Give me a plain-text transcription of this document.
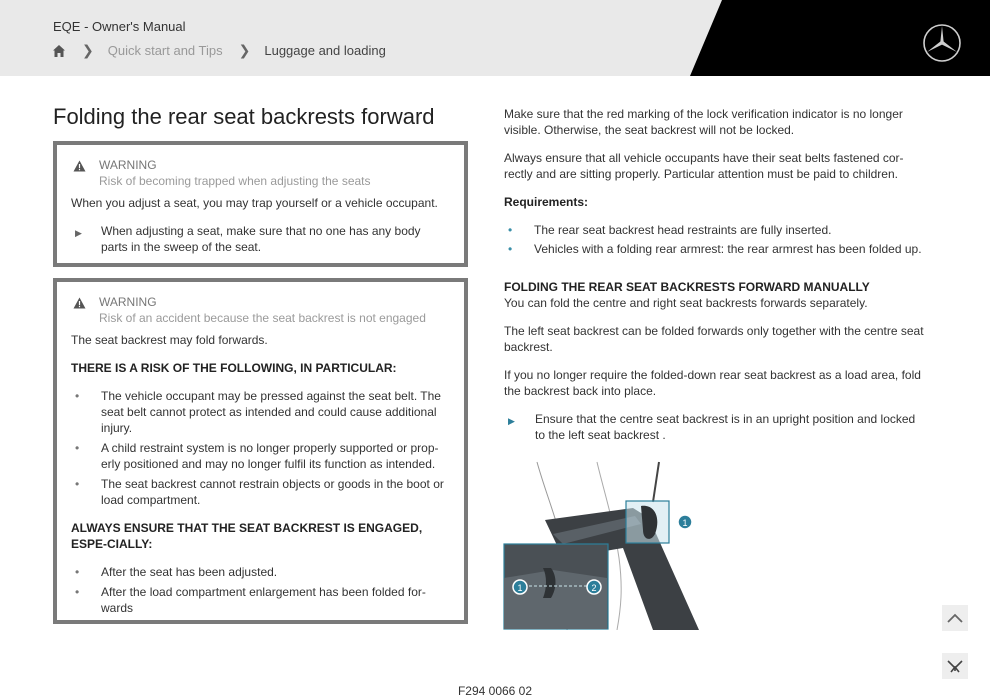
EQE - Owner's Manual
❯ Quick start and Tips ❯ Luggage and loading
Folding the rear seat backrests forward
WARNING
Risk of becoming trapped when adjusting the seats
When you adjust a seat, you may trap yourself or a vehicle occupant.
▶	When adjusting a seat, make sure that no one has any body parts in the sweep of the seat.
WARNING
Risk of an accident because the seat backrest is not engaged
The seat backrest may fold forwards.
THERE IS A RISK OF THE FOLLOWING, IN PARTICULAR:
• The vehicle occupant may be pressed against the seat belt. The seat belt cannot protect as intended and could cause additional injury.
• A child restraint system is no longer properly supported or prop-erly positioned and may no longer fulfil its function as intended.
• The seat backrest cannot restrain objects or goods in the boot or load compartment.
ALWAYS ENSURE THAT THE SEAT BACKREST IS ENGAGED, ESPE-CIALLY:
• After the seat has been adjusted.
• After the load compartment enlargement has been folded for-wards

Make sure that the red marking of the lock verification indicator is no longer visible. Otherwise, the seat backrest will not be locked.

Always ensure that all vehicle occupants have their seat belts fastened cor-rectly and are sitting properly. Particular attention must be paid to children.

Requirements:
• The rear seat backrest head restraints are fully inserted.
• Vehicles with a folding rear armrest: the rear armrest has been folded up.
FOLDING THE REAR SEAT BACKRESTS FORWARD MANUALLY

You can fold the centre and right seat backrests forwards separately.

The left seat backrest can be folded forwards only together with the centre seat backrest.

If you no longer require the folded-down rear seat backrest as a load area, fold the backrest back into place.

▶	Ensure that the centre seat backrest is in an upright position and locked to the left seat backrest .
1
1	2
F294 0066 02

AIM OF THE TASK: Determine how many lines of the records above contain the word "compartment", and report only that number.

TASK OUTPUT: 2